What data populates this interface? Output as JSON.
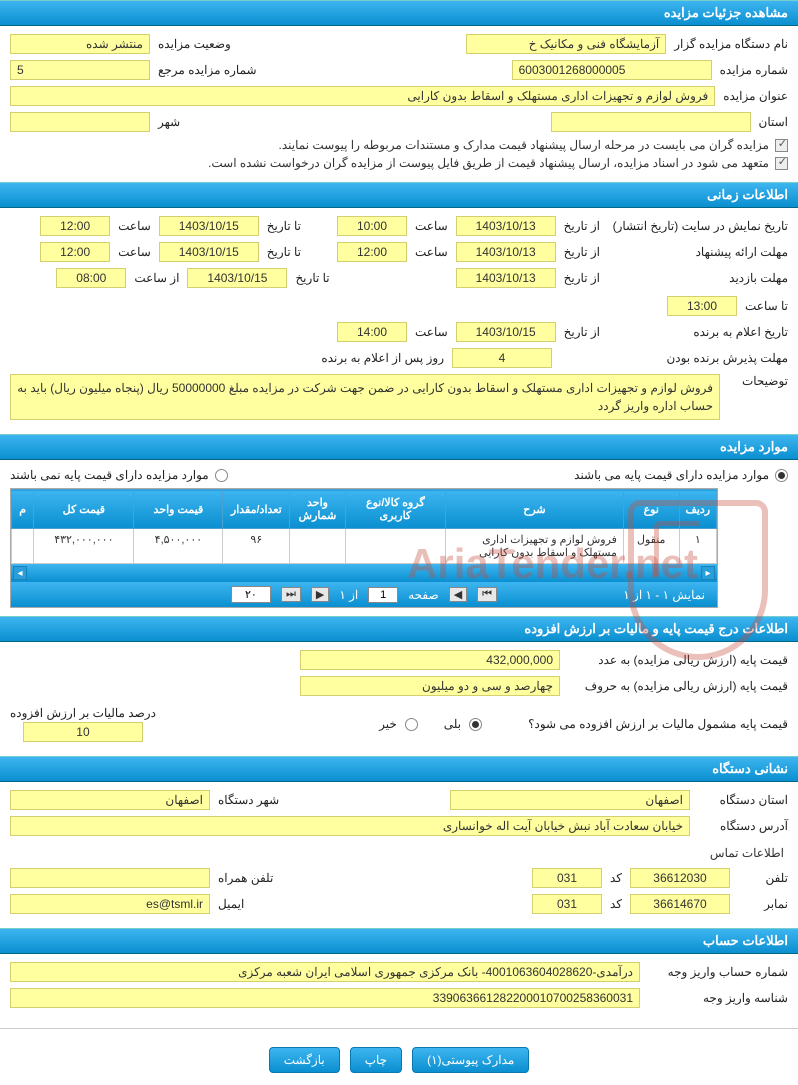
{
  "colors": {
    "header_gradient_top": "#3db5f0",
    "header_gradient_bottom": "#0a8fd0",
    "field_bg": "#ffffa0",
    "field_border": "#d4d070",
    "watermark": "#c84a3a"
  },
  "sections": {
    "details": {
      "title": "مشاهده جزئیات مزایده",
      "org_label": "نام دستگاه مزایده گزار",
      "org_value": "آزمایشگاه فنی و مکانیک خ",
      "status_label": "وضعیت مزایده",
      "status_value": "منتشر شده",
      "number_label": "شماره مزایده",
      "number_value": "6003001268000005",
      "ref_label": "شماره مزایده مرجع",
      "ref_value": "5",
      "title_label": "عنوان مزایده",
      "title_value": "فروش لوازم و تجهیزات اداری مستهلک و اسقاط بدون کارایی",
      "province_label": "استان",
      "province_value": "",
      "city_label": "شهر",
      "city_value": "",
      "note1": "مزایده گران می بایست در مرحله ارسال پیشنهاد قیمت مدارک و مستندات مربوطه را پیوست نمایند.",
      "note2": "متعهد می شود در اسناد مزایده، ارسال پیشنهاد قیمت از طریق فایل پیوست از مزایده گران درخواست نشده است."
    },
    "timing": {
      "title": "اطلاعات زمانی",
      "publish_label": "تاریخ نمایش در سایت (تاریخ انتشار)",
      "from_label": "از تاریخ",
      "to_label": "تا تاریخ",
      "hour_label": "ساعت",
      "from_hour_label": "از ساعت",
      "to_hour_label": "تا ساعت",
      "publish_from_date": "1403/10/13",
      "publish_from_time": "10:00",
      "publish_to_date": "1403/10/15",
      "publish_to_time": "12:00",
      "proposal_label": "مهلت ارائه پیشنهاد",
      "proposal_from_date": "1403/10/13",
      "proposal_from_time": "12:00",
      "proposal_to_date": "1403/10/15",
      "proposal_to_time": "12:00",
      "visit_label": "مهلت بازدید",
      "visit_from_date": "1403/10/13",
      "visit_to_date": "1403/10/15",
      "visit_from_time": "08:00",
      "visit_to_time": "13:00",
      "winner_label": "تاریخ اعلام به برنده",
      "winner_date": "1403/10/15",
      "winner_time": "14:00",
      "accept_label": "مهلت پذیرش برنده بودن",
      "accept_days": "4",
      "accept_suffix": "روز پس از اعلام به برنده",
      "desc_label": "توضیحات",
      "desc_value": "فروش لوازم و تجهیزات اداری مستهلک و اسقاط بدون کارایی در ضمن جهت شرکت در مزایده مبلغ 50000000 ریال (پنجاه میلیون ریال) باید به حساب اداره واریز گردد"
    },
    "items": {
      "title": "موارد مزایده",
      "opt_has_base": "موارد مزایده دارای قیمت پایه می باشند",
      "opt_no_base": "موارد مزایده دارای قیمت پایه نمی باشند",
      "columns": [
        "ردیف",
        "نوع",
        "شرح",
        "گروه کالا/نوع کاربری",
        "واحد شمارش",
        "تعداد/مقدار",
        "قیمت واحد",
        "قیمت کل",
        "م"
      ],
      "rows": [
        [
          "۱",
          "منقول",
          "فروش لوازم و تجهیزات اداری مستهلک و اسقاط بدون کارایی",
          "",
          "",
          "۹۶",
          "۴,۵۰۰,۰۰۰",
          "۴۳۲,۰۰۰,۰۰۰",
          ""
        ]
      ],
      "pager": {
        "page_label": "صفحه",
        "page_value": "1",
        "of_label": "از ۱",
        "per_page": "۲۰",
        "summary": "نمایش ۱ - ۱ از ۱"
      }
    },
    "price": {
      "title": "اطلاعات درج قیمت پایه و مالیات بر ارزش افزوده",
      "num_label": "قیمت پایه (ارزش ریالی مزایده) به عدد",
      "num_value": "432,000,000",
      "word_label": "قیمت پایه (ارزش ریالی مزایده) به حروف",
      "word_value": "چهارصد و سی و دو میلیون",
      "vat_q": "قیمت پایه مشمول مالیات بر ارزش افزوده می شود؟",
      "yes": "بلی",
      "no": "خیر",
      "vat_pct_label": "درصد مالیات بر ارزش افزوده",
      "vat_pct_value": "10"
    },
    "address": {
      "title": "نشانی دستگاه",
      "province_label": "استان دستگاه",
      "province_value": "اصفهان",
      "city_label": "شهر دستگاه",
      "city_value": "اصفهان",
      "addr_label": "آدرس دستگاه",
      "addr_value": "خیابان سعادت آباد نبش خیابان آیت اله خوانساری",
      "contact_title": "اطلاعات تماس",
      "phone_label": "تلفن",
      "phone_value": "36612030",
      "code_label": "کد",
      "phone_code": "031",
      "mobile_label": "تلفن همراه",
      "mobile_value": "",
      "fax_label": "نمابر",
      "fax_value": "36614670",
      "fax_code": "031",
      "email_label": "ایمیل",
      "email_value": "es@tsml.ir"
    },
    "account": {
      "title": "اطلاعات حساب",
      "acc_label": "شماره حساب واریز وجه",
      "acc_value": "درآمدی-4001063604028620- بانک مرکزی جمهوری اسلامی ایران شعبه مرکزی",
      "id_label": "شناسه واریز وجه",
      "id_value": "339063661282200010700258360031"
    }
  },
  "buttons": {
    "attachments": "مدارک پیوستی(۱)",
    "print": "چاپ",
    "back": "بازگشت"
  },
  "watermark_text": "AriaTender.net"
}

[GIVEN REQUEST]
The lines to collect are those holding the string "افزوده"; copy them all.

[ANSWER TO THIS PROBLEM]
      "title": "اطلاعات درج قیمت پایه و مالیات بر ارزش افزوده",
      "vat_q": "قیمت پایه مشمول مالیات بر ارزش افزوده می شود؟",
      "vat_pct_label": "درصد مالیات بر ارزش افزوده",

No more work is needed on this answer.